__Task description__:
Only lines containing the string "MUFA" belong in the answer; copy all of them from the entries.

__Data supplied__:

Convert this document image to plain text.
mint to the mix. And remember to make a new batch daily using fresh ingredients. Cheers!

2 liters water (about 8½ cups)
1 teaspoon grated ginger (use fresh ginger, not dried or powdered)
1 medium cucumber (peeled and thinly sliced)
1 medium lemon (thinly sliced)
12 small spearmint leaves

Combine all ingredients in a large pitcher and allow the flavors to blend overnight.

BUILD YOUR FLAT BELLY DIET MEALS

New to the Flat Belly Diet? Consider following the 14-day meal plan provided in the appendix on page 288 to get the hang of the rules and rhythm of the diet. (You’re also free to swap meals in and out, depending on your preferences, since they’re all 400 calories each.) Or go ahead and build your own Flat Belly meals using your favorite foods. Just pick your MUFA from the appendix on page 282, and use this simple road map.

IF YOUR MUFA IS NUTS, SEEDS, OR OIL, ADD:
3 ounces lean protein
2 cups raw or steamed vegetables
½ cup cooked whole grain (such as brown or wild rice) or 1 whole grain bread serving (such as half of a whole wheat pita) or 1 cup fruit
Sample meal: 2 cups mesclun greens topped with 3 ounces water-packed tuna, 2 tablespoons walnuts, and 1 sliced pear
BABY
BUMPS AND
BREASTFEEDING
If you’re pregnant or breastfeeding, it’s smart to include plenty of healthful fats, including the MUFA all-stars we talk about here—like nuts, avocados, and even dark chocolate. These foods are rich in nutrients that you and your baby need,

__Problem solution__:
New to the Flat Belly Diet? Consider following the 14-day meal plan provided in the appendix on page 288 to get the hang of the rules and rhythm of the diet. (You’re also free to swap meals in and out, depending on your preferences, since they’re all 400 calories each.) Or go ahead and build your own Flat Belly meals using your favorite foods. Just pick your MUFA from the appendix on page 282, and use this simple road map.
IF YOUR MUFA IS NUTS, SEEDS, OR OIL, ADD:
If you’re pregnant or breastfeeding, it’s smart to include plenty of healthful fats, including the MUFA all-stars we talk about here—like nuts, avocados, and even dark chocolate. These foods are rich in nutrients that you and your baby need,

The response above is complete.